Lines of data
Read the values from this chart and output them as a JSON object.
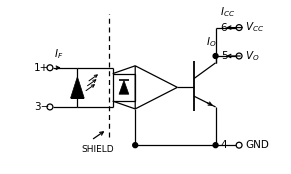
{
  "bg_color": "#ffffff",
  "line_color": "#000000",
  "fig_width": 2.91,
  "fig_height": 1.74,
  "dpi": 100
}
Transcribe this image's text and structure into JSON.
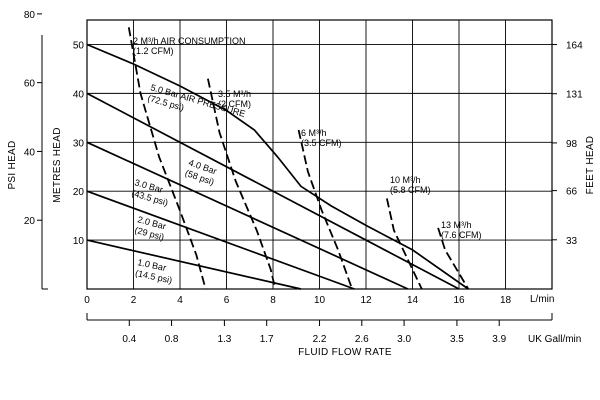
{
  "chart_data": {
    "type": "line",
    "x": {
      "title": "FLUID FLOW RATE",
      "unit_label": "L/min",
      "range": [
        0,
        20
      ],
      "ticks": [
        0,
        2,
        4,
        6,
        8,
        10,
        12,
        14,
        16,
        18
      ],
      "tick_labels": [
        "0",
        "2",
        "4",
        "6",
        "8",
        "10",
        "12",
        "14",
        "16",
        "18"
      ]
    },
    "x_secondary": {
      "unit_label": "UK Gall/min",
      "ticks": [
        0.4,
        0.8,
        1.3,
        1.7,
        2.2,
        2.6,
        3.0,
        3.5,
        3.9
      ],
      "tick_labels": [
        "0.4",
        "0.8",
        "1.3",
        "1.7",
        "2.2",
        "2.6",
        "3.0",
        "3.5",
        "3.9"
      ]
    },
    "y": {
      "title": "METRES HEAD",
      "range": [
        0,
        55
      ],
      "ticks": [
        10,
        20,
        30,
        40,
        50
      ],
      "tick_labels": [
        "10",
        "20",
        "30",
        "40",
        "50"
      ]
    },
    "y_left_outer": {
      "title": "PSI HEAD",
      "ticks": [
        20,
        40,
        60,
        80
      ],
      "tick_labels": [
        "20",
        "40",
        "60",
        "80"
      ]
    },
    "y_right": {
      "title": "FEET HEAD",
      "ticks": [
        33,
        66,
        98,
        131,
        164
      ],
      "tick_labels": [
        "33",
        "66",
        "98",
        "131",
        "164"
      ]
    },
    "grid": true,
    "series": [
      {
        "name": "1.0 Bar (14.5 psi)",
        "kind": "pressure",
        "label_lines": [
          "1.0 Bar",
          "(14.5 psi)"
        ],
        "points": [
          [
            0,
            10
          ],
          [
            9.2,
            0
          ]
        ]
      },
      {
        "name": "2.0 Bar (29 psi)",
        "kind": "pressure",
        "label_lines": [
          "2.0 Bar",
          "(29 psi)"
        ],
        "points": [
          [
            0,
            20
          ],
          [
            11.5,
            0
          ]
        ]
      },
      {
        "name": "3.0 Bar (43.5 psi)",
        "kind": "pressure",
        "label_lines": [
          "3.0 Bar",
          "(43.5 psi)"
        ],
        "points": [
          [
            0,
            30
          ],
          [
            13.8,
            0
          ]
        ]
      },
      {
        "name": "4.0 Bar (58 psi)",
        "kind": "pressure",
        "label_lines": [
          "4.0 Bar",
          "(58 psi)"
        ],
        "points": [
          [
            0,
            40
          ],
          [
            16,
            0
          ]
        ]
      },
      {
        "name": "5.0 Bar AIR PRESSURE (72.5 psi)",
        "kind": "pressure",
        "label_lines": [
          "5.0 Bar AIR PRESSURE",
          "(72.5 psi)"
        ],
        "points": [
          [
            0,
            50
          ],
          [
            2,
            46
          ],
          [
            4,
            41.5
          ],
          [
            6,
            36.5
          ],
          [
            7.2,
            32.5
          ],
          [
            8.2,
            27
          ],
          [
            9.2,
            21
          ],
          [
            10.5,
            17
          ],
          [
            12,
            13
          ],
          [
            14,
            8
          ],
          [
            16.4,
            0
          ]
        ]
      },
      {
        "name": "2 M3/h (1.2 CFM)",
        "kind": "air",
        "label_lines": [
          "2 M³/h AIR CONSUMPTION",
          "(1.2 CFM)"
        ],
        "points": [
          [
            1.8,
            53.5
          ],
          [
            2.3,
            40
          ],
          [
            3.1,
            27
          ],
          [
            4.0,
            16
          ],
          [
            4.7,
            7
          ],
          [
            5.1,
            0
          ]
        ]
      },
      {
        "name": "3.5 M3/h (2 CFM)",
        "kind": "air",
        "label_lines": [
          "3.5 M³/h",
          "(2 CFM)"
        ],
        "points": [
          [
            5.2,
            43
          ],
          [
            5.7,
            32
          ],
          [
            6.4,
            22
          ],
          [
            7.3,
            12
          ],
          [
            7.9,
            4
          ],
          [
            8.1,
            0
          ]
        ]
      },
      {
        "name": "6 M3/h (3.5 CFM)",
        "kind": "air",
        "label_lines": [
          "6 M³/h",
          "(3.5 CFM)"
        ],
        "points": [
          [
            9.1,
            32.5
          ],
          [
            9.5,
            24
          ],
          [
            10.1,
            16
          ],
          [
            10.8,
            8
          ],
          [
            11.4,
            0
          ]
        ]
      },
      {
        "name": "10 M3/h (5.8 CFM)",
        "kind": "air",
        "label_lines": [
          "10 M³/h",
          "(5.8 CFM)"
        ],
        "points": [
          [
            12.9,
            18.5
          ],
          [
            13.2,
            12
          ],
          [
            13.8,
            6
          ],
          [
            14.4,
            0
          ]
        ]
      },
      {
        "name": "13 M3/h (7.6 CFM)",
        "kind": "air",
        "label_lines": [
          "13 M³/h",
          "(7.6 CFM)"
        ],
        "points": [
          [
            15.1,
            12.5
          ],
          [
            15.4,
            8
          ],
          [
            15.9,
            4
          ],
          [
            16.4,
            0
          ]
        ]
      }
    ]
  }
}
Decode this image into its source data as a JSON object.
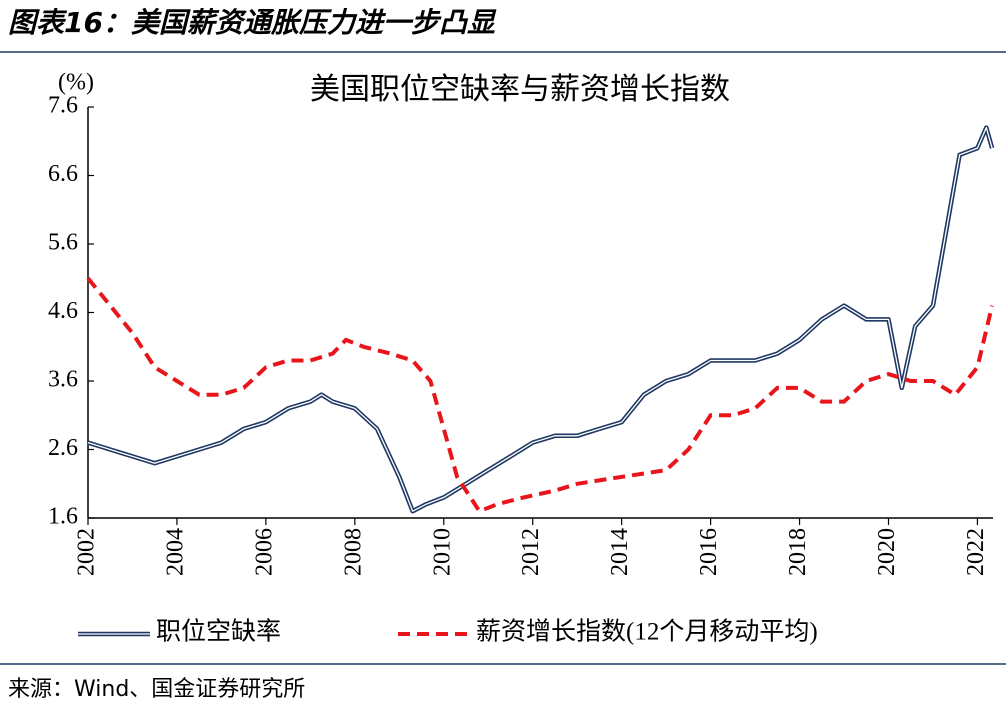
{
  "header": "图表16：美国薪资通胀压力进一步凸显",
  "source": "来源：Wind、国金证券研究所",
  "chart_data": {
    "type": "line",
    "title": "美国职位空缺率与薪资增长指数",
    "y_unit_label": "(%)",
    "xlim": [
      2002,
      2022.35
    ],
    "xticks": [
      2002,
      2004,
      2006,
      2008,
      2010,
      2012,
      2014,
      2016,
      2018,
      2020,
      2022
    ],
    "ylim": [
      1.6,
      7.6
    ],
    "yticks": [
      1.6,
      2.6,
      3.6,
      4.6,
      5.6,
      6.6,
      7.6
    ],
    "series": [
      {
        "name": "职位空缺率",
        "color": "#1f3864",
        "style": "double",
        "x": [
          2002.0,
          2002.5,
          2003.0,
          2003.5,
          2004.0,
          2004.5,
          2005.0,
          2005.5,
          2006.0,
          2006.5,
          2007.0,
          2007.25,
          2007.5,
          2008.0,
          2008.5,
          2009.0,
          2009.3,
          2009.6,
          2010.0,
          2010.5,
          2011.0,
          2011.5,
          2012.0,
          2012.5,
          2013.0,
          2013.5,
          2014.0,
          2014.5,
          2015.0,
          2015.5,
          2016.0,
          2016.5,
          2017.0,
          2017.5,
          2018.0,
          2018.5,
          2019.0,
          2019.5,
          2020.0,
          2020.3,
          2020.6,
          2021.0,
          2021.3,
          2021.6,
          2022.0,
          2022.2,
          2022.33
        ],
        "values": [
          2.7,
          2.6,
          2.5,
          2.4,
          2.5,
          2.6,
          2.7,
          2.9,
          3.0,
          3.2,
          3.3,
          3.4,
          3.3,
          3.2,
          2.9,
          2.2,
          1.7,
          1.8,
          1.9,
          2.1,
          2.3,
          2.5,
          2.7,
          2.8,
          2.8,
          2.9,
          3.0,
          3.4,
          3.6,
          3.7,
          3.9,
          3.9,
          3.9,
          4.0,
          4.2,
          4.5,
          4.7,
          4.5,
          4.5,
          3.5,
          4.4,
          4.7,
          5.8,
          6.9,
          7.0,
          7.3,
          7.0
        ]
      },
      {
        "name": "薪资增长指数(12个月移动平均)",
        "color": "#e8161b",
        "style": "dashed",
        "x": [
          2002.0,
          2002.5,
          2003.0,
          2003.5,
          2004.0,
          2004.5,
          2005.0,
          2005.5,
          2006.0,
          2006.5,
          2007.0,
          2007.5,
          2007.8,
          2008.2,
          2008.8,
          2009.3,
          2009.7,
          2010.0,
          2010.3,
          2010.8,
          2011.2,
          2011.8,
          2012.5,
          2013.0,
          2014.0,
          2015.0,
          2015.5,
          2016.0,
          2016.5,
          2017.0,
          2017.5,
          2018.0,
          2018.5,
          2019.0,
          2019.5,
          2020.0,
          2020.5,
          2021.0,
          2021.5,
          2022.0,
          2022.33
        ],
        "values": [
          5.1,
          4.7,
          4.3,
          3.8,
          3.6,
          3.4,
          3.4,
          3.5,
          3.8,
          3.9,
          3.9,
          4.0,
          4.2,
          4.1,
          4.0,
          3.9,
          3.6,
          2.9,
          2.2,
          1.7,
          1.8,
          1.9,
          2.0,
          2.1,
          2.2,
          2.3,
          2.6,
          3.1,
          3.1,
          3.2,
          3.5,
          3.5,
          3.3,
          3.3,
          3.6,
          3.7,
          3.6,
          3.6,
          3.4,
          3.8,
          4.7
        ]
      }
    ]
  }
}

_Task objective_
Find every line in the records that has the string "name", then state how many there are and nothing else.

_Full solution_
12